_Task objective_
Gather the lines from the material that contain "mini".

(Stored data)

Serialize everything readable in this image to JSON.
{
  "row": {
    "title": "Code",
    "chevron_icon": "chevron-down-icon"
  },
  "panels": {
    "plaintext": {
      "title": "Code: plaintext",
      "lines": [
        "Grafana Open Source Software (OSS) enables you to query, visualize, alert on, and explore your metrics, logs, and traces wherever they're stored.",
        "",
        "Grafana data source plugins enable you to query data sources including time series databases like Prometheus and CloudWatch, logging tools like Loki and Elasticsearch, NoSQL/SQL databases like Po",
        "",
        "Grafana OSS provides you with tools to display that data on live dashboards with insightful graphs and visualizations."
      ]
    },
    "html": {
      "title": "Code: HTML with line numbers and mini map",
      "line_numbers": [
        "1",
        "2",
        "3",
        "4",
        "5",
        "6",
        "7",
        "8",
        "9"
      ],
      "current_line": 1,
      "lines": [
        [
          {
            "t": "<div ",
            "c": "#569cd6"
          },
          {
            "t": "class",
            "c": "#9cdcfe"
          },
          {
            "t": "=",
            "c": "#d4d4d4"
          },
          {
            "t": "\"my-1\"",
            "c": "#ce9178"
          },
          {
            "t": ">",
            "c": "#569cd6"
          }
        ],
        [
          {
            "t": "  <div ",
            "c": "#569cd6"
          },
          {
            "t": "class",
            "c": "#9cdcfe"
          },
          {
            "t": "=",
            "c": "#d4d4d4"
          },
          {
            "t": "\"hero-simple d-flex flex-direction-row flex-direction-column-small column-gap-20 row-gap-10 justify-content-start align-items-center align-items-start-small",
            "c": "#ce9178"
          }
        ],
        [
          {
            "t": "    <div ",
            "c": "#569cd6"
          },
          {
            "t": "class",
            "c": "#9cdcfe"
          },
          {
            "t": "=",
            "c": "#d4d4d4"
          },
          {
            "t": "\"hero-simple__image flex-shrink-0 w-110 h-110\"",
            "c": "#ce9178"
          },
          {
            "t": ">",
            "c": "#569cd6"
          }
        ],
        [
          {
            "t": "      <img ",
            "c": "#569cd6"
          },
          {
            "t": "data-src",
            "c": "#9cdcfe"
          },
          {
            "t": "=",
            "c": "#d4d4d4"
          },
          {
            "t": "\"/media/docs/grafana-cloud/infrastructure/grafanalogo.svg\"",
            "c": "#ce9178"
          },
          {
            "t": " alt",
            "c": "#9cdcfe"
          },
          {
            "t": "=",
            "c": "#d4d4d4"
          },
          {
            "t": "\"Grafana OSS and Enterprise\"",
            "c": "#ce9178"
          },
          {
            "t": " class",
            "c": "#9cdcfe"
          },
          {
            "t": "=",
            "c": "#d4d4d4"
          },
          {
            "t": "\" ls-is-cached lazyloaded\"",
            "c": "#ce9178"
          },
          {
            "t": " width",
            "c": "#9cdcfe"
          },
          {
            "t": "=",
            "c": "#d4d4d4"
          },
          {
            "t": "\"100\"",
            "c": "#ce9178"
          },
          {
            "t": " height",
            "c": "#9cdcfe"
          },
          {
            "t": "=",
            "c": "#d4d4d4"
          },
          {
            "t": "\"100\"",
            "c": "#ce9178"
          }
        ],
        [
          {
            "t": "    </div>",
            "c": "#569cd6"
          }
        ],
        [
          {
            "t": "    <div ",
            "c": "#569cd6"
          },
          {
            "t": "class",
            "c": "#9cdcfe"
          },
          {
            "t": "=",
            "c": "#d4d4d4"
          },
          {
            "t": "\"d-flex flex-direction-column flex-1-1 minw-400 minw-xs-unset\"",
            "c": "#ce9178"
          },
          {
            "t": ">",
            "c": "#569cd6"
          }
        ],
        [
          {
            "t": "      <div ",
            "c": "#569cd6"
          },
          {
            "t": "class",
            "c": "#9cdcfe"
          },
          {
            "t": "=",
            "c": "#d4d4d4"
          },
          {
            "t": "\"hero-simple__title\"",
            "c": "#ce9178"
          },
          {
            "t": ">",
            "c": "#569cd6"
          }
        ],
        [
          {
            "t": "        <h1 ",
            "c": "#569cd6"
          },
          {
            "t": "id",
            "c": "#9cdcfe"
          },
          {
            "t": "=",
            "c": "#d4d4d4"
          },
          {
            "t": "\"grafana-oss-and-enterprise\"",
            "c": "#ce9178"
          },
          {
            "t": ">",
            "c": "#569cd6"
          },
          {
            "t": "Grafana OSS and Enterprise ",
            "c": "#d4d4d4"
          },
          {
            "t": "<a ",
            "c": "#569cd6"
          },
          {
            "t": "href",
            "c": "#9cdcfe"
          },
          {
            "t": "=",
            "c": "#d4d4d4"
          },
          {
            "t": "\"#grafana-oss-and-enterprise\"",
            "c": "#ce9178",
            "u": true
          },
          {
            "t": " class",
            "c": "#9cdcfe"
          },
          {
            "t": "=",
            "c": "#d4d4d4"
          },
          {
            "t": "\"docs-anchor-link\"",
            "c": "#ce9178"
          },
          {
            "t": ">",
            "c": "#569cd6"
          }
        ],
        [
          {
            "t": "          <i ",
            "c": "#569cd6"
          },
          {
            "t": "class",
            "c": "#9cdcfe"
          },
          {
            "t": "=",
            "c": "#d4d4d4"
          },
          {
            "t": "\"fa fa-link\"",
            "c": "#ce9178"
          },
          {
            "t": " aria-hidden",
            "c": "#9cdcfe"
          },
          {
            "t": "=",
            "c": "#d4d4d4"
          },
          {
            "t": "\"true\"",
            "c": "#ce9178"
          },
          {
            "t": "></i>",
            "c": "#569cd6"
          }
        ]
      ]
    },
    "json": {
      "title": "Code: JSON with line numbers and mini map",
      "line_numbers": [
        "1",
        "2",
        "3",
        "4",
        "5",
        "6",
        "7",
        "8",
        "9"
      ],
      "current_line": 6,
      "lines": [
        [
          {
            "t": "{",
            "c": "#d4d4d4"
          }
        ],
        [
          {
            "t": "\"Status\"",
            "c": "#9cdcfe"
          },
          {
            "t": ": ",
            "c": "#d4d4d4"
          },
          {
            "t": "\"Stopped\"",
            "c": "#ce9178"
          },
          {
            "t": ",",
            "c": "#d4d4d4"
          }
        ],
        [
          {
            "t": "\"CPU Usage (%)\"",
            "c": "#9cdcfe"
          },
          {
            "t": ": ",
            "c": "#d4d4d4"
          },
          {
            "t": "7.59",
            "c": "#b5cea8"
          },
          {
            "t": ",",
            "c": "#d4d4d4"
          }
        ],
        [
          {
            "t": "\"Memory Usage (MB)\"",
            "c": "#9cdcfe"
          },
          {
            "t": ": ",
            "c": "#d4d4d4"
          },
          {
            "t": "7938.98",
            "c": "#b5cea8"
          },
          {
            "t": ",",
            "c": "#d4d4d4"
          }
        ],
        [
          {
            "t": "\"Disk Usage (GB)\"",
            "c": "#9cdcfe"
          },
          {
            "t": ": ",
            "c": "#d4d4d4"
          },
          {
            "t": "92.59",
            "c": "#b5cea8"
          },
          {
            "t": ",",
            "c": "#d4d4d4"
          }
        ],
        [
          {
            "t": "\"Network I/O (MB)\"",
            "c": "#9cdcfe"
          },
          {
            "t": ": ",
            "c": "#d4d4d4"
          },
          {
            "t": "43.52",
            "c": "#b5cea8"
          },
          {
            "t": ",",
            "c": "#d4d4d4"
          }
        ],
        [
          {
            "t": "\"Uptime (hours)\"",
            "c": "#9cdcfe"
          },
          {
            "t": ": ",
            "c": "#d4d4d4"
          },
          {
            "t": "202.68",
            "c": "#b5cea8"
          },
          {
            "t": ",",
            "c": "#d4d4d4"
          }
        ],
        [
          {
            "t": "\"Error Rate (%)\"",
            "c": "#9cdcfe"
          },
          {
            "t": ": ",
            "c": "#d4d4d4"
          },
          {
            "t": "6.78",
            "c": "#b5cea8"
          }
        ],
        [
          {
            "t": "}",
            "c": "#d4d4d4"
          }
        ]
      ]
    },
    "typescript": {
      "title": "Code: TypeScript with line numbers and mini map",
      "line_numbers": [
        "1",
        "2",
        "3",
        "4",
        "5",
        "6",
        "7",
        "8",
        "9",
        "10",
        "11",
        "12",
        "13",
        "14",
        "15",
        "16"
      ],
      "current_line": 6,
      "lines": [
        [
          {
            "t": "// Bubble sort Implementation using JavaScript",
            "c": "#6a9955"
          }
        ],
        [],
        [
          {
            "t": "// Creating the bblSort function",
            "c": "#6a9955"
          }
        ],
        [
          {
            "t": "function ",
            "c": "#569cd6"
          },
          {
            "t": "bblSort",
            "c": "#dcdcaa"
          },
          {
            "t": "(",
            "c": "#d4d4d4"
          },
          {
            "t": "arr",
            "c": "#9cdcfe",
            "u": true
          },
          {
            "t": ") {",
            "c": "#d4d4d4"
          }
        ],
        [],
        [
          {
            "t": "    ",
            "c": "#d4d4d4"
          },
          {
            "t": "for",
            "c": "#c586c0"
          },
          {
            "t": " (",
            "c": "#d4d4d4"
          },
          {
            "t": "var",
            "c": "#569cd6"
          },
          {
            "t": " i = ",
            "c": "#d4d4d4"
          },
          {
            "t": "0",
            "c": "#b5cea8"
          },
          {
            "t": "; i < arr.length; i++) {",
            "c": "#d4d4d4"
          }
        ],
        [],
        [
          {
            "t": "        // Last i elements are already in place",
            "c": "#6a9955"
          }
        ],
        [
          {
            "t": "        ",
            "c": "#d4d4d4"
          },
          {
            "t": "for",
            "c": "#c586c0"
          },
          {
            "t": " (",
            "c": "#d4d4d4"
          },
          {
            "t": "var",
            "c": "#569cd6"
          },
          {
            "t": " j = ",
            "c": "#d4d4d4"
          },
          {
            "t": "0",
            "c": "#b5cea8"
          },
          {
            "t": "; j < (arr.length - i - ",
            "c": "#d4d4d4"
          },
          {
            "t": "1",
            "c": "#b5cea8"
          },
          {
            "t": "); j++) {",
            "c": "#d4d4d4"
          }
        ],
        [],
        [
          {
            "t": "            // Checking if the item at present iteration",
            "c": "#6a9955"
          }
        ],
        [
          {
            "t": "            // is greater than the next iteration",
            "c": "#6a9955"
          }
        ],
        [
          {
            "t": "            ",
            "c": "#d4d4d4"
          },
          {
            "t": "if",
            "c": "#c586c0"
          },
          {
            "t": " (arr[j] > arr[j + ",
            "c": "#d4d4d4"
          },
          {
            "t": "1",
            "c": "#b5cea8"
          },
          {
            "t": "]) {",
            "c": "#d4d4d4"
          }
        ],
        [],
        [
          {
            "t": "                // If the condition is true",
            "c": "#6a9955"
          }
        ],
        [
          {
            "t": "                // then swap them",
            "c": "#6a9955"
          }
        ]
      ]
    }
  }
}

_Response to this task_
      "title": "Code: HTML with line numbers and mini map",
      "title": "Code: JSON with line numbers and mini map",
      "title": "Code: TypeScript with line numbers and mini map",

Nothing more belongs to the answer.